Exercise details: Reproduce the listing below verbatim, keeping every line in its original order.

[Collection entries]
-*-
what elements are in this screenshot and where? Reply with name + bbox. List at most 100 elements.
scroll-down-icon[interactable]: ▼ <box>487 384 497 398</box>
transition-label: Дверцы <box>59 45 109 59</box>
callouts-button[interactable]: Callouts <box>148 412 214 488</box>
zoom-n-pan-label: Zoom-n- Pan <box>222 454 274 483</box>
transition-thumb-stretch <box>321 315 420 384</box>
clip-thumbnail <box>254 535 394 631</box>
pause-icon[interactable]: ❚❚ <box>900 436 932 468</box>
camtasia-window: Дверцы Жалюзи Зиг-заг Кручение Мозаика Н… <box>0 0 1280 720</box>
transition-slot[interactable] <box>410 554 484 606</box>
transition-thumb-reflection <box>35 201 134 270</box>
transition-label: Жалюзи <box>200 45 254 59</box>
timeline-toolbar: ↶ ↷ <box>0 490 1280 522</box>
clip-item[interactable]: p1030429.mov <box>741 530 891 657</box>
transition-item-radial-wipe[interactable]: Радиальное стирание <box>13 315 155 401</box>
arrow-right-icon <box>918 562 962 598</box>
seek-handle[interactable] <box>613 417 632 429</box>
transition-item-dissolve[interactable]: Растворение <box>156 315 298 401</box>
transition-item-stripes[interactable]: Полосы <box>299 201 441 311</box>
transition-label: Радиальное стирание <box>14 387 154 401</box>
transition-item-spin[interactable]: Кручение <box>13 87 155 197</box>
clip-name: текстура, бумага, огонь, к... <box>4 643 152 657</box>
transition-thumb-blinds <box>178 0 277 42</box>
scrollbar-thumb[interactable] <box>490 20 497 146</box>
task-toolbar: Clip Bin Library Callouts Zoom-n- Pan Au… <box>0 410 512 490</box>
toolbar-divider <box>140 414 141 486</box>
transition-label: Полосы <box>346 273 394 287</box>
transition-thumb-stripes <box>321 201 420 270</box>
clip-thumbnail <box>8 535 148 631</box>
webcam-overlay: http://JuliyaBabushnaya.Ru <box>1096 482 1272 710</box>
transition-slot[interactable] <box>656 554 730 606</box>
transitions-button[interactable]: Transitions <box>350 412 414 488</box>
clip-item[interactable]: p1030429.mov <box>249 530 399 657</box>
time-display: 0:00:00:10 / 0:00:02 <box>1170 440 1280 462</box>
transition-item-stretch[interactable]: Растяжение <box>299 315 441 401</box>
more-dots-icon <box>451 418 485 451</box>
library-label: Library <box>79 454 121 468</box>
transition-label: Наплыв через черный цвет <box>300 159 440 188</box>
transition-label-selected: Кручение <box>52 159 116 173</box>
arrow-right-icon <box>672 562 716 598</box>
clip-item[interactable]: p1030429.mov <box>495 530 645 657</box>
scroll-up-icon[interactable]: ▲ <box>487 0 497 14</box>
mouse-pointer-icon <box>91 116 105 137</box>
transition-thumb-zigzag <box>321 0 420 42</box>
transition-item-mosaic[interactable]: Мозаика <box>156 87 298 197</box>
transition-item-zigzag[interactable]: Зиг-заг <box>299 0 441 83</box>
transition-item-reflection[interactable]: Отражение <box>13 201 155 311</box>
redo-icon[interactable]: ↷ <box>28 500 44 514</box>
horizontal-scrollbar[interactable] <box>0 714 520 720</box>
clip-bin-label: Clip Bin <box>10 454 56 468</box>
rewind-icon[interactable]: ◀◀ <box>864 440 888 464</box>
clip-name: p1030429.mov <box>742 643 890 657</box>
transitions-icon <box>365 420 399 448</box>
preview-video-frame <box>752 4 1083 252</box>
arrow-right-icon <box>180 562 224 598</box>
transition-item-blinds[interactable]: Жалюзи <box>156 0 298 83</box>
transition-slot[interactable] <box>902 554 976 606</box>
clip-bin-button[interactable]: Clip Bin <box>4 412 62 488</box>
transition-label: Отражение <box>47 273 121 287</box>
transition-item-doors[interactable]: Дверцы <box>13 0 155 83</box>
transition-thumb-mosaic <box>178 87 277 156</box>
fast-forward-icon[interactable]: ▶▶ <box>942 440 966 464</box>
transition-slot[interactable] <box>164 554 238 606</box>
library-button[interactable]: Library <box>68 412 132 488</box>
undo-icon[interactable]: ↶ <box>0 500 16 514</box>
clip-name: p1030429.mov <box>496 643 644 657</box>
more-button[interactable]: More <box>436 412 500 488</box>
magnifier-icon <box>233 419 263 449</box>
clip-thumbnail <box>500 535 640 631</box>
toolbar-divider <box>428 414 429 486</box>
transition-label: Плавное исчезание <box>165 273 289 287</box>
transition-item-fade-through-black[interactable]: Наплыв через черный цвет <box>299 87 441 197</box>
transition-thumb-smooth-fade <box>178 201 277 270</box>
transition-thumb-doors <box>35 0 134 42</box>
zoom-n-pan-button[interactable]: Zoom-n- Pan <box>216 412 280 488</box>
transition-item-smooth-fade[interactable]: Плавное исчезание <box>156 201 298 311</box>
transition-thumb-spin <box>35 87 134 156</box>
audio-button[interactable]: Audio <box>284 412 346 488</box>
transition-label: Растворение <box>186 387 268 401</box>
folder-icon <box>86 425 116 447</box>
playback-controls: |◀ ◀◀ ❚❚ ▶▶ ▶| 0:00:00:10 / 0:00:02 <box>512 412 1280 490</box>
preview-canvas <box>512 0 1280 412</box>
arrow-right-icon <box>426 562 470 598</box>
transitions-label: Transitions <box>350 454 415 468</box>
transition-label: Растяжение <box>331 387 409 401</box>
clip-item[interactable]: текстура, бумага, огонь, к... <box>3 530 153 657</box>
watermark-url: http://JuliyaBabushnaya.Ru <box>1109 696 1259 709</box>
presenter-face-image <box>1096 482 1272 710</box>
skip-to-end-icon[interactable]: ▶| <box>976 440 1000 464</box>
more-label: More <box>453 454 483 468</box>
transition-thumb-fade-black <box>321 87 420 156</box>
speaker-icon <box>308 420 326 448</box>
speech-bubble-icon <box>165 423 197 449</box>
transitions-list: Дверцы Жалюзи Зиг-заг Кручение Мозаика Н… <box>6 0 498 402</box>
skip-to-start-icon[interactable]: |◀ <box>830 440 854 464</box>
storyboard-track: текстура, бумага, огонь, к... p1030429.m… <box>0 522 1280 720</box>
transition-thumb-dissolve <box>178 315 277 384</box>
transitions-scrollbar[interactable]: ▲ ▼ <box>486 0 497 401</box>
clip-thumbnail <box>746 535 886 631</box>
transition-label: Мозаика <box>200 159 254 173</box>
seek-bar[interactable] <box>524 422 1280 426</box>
-*-
Full output:
what elements are in this screenshot and where? Reply with name + bbox. List at most 100 elements.
scroll-down-icon[interactable]: ▼ <box>487 384 497 398</box>
transition-label: Дверцы <box>59 45 109 59</box>
callouts-button[interactable]: Callouts <box>148 412 214 488</box>
zoom-n-pan-label: Zoom-n- Pan <box>222 454 274 483</box>
transition-thumb-stretch <box>321 315 420 384</box>
clip-thumbnail <box>254 535 394 631</box>
pause-icon[interactable]: ❚❚ <box>900 436 932 468</box>
camtasia-window: Дверцы Жалюзи Зиг-заг Кручение Мозаика Н… <box>0 0 1280 720</box>
transition-slot[interactable] <box>410 554 484 606</box>
transition-thumb-reflection <box>35 201 134 270</box>
transition-label: Жалюзи <box>200 45 254 59</box>
timeline-toolbar: ↶ ↷ <box>0 490 1280 522</box>
clip-item[interactable]: p1030429.mov <box>741 530 891 657</box>
transition-item-radial-wipe[interactable]: Радиальное стирание <box>13 315 155 401</box>
arrow-right-icon <box>918 562 962 598</box>
seek-handle[interactable] <box>613 417 632 429</box>
transition-item-dissolve[interactable]: Растворение <box>156 315 298 401</box>
transition-item-stripes[interactable]: Полосы <box>299 201 441 311</box>
transition-label: Радиальное стирание <box>14 387 154 401</box>
transition-item-spin[interactable]: Кручение <box>13 87 155 197</box>
clip-name: текстура, бумага, огонь, к... <box>4 643 152 657</box>
transition-thumb-blinds <box>178 0 277 42</box>
scrollbar-thumb[interactable] <box>490 20 497 146</box>
task-toolbar: Clip Bin Library Callouts Zoom-n- Pan Au… <box>0 410 512 490</box>
toolbar-divider <box>140 414 141 486</box>
transition-label: Полосы <box>346 273 394 287</box>
transition-thumb-stripes <box>321 201 420 270</box>
clip-thumbnail <box>8 535 148 631</box>
webcam-overlay: http://JuliyaBabushnaya.Ru <box>1096 482 1272 710</box>
transition-slot[interactable] <box>656 554 730 606</box>
transitions-button[interactable]: Transitions <box>350 412 414 488</box>
clip-item[interactable]: p1030429.mov <box>249 530 399 657</box>
time-display: 0:00:00:10 / 0:00:02 <box>1170 440 1280 462</box>
transition-item-stretch[interactable]: Растяжение <box>299 315 441 401</box>
more-dots-icon <box>451 418 485 451</box>
library-label: Library <box>79 454 121 468</box>
transition-label: Наплыв через черный цвет <box>300 159 440 188</box>
transition-label-selected: Кручение <box>52 159 116 173</box>
arrow-right-icon <box>672 562 716 598</box>
clip-item[interactable]: p1030429.mov <box>495 530 645 657</box>
scroll-up-icon[interactable]: ▲ <box>487 0 497 14</box>
mouse-pointer-icon <box>91 116 105 137</box>
transition-thumb-zigzag <box>321 0 420 42</box>
transition-item-mosaic[interactable]: Мозаика <box>156 87 298 197</box>
transition-item-zigzag[interactable]: Зиг-заг <box>299 0 441 83</box>
transition-item-reflection[interactable]: Отражение <box>13 201 155 311</box>
redo-icon[interactable]: ↷ <box>28 500 44 514</box>
horizontal-scrollbar[interactable] <box>0 714 520 720</box>
clip-bin-label: Clip Bin <box>10 454 56 468</box>
rewind-icon[interactable]: ◀◀ <box>864 440 888 464</box>
clip-name: p1030429.mov <box>742 643 890 657</box>
transitions-icon <box>365 420 399 448</box>
preview-video-frame <box>752 4 1083 252</box>
arrow-right-icon <box>180 562 224 598</box>
transition-item-blinds[interactable]: Жалюзи <box>156 0 298 83</box>
transition-slot[interactable] <box>902 554 976 606</box>
clip-bin-button[interactable]: Clip Bin <box>4 412 62 488</box>
transition-label: Отражение <box>47 273 121 287</box>
transition-item-doors[interactable]: Дверцы <box>13 0 155 83</box>
transition-thumb-mosaic <box>178 87 277 156</box>
fast-forward-icon[interactable]: ▶▶ <box>942 440 966 464</box>
transition-slot[interactable] <box>164 554 238 606</box>
library-button[interactable]: Library <box>68 412 132 488</box>
undo-icon[interactable]: ↶ <box>0 500 16 514</box>
clip-name: p1030429.mov <box>496 643 644 657</box>
more-button[interactable]: More <box>436 412 500 488</box>
magnifier-icon <box>233 419 263 449</box>
clip-thumbnail <box>500 535 640 631</box>
toolbar-divider <box>428 414 429 486</box>
transition-label: Плавное исчезание <box>165 273 289 287</box>
transition-item-fade-through-black[interactable]: Наплыв через черный цвет <box>299 87 441 197</box>
transition-thumb-smooth-fade <box>178 201 277 270</box>
transition-thumb-doors <box>35 0 134 42</box>
zoom-n-pan-button[interactable]: Zoom-n- Pan <box>216 412 280 488</box>
transition-item-smooth-fade[interactable]: Плавное исчезание <box>156 201 298 311</box>
transition-thumb-spin <box>35 87 134 156</box>
audio-button[interactable]: Audio <box>284 412 346 488</box>
transition-label: Растворение <box>186 387 268 401</box>
folder-icon <box>86 425 116 447</box>
playback-controls: |◀ ◀◀ ❚❚ ▶▶ ▶| 0:00:00:10 / 0:00:02 <box>512 412 1280 490</box>
preview-canvas <box>512 0 1280 412</box>
arrow-right-icon <box>426 562 470 598</box>
transitions-label: Transitions <box>350 454 415 468</box>
transition-label: Растяжение <box>331 387 409 401</box>
clip-item[interactable]: текстура, бумага, огонь, к... <box>3 530 153 657</box>
watermark-url: http://JuliyaBabushnaya.Ru <box>1109 696 1259 709</box>
presenter-face-image <box>1096 482 1272 710</box>
skip-to-end-icon[interactable]: ▶| <box>976 440 1000 464</box>
more-label: More <box>453 454 483 468</box>
transition-thumb-fade-black <box>321 87 420 156</box>
speaker-icon <box>308 420 326 448</box>
speech-bubble-icon <box>165 423 197 449</box>
transitions-list: Дверцы Жалюзи Зиг-заг Кручение Мозаика Н… <box>6 0 498 402</box>
skip-to-start-icon[interactable]: |◀ <box>830 440 854 464</box>
storyboard-track: текстура, бумага, огонь, к... p1030429.m… <box>0 522 1280 720</box>
transition-thumb-dissolve <box>178 315 277 384</box>
transitions-scrollbar[interactable]: ▲ ▼ <box>486 0 497 401</box>
clip-thumbnail <box>746 535 886 631</box>
transition-label: Мозаика <box>200 159 254 173</box>
seek-bar[interactable] <box>524 422 1280 426</box>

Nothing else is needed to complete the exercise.